TASK PROMPT.
Which lines in the records below contain the word "from"? Copy each of them.

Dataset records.
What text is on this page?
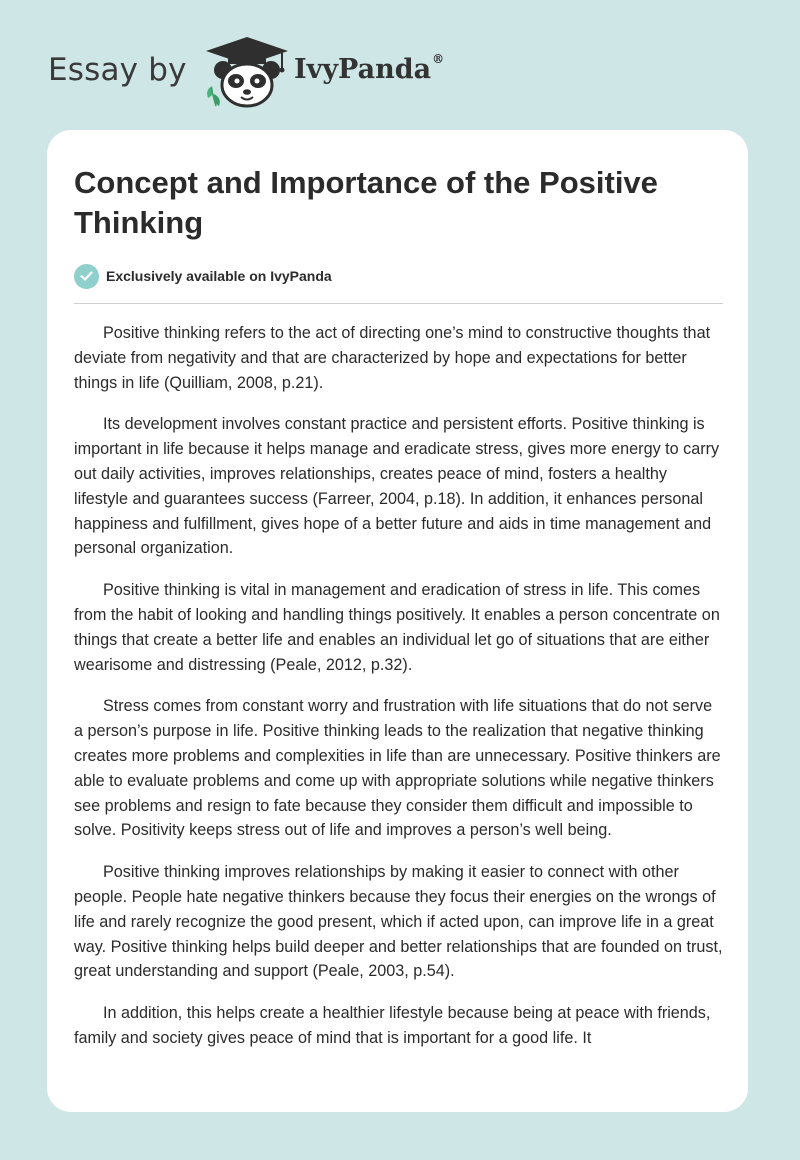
Essay by	IvyPanda®
Concept and Importance of the Positive Thinking
Exclusively available on IvyPanda

Positive thinking refers to the act of directing one’s mind to constructive thoughts that deviate from negativity and that are characterized by hope and expectations for better things in life (Quilliam, 2008, p.21).

Its development involves constant practice and persistent efforts. Positive thinking is important in life because it helps manage and eradicate stress, gives more energy to carry out daily activities, improves relationships, creates peace of mind, fosters a healthy lifestyle and guarantees success (Farreer, 2004, p.18). In addition, it enhances personal happiness and fulfillment, gives hope of a better future and aids in time management and personal organization.

Positive thinking is vital in management and eradication of stress in life. This comes from the habit of looking and handling things positively. It enables a person concentrate on things that create a better life and enables an individual let go of situations that are either wearisome and distressing (Peale, 2012, p.32).

Stress comes from constant worry and frustration with life situations that do not serve a person’s purpose in life. Positive thinking leads to the realization that negative thinking creates more problems and complexities in life than are unnecessary. Positive thinkers are able to evaluate problems and come up with appropriate solutions while negative thinkers see problems and resign to fate because they consider them difficult and impossible to solve. Positivity keeps stress out of life and improves a person’s well being.

Positive thinking improves relationships by making it easier to connect with other people. People hate negative thinkers because they focus their energies on the wrongs of life and rarely recognize the good present, which if acted upon, can improve life in a great way. Positive thinking helps build deeper and better relationships that are founded on trust, great understanding and support (Peale, 2003, p.54).

In addition, this helps create a healthier lifestyle because being at peace with friends, family and society gives peace of mind that is important for a good life. It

ANSWER FOR THE TASK.
Positive thinking refers to the act of directing one’s mind to constructive thoughts that deviate from negativity and that are characterized by hope and expectations for better things in life (Quilliam, 2008, p.21).
Positive thinking is vital in management and eradication of stress in life. This comes from the habit of looking and handling things positively. It enables a person concentrate on things that create a better life and enables an individual let go of situations that are either wearisome and distressing (Peale, 2012, p.32).
Stress comes from constant worry and frustration with life situations that do not serve a person’s purpose in life. Positive thinking leads to the realization that negative thinking creates more problems and complexities in life than are unnecessary. Positive thinkers are able to evaluate problems and come up with appropriate solutions while negative thinkers see problems and resign to fate because they consider them difficult and impossible to solve. Positivity keeps stress out of life and improves a person’s well being.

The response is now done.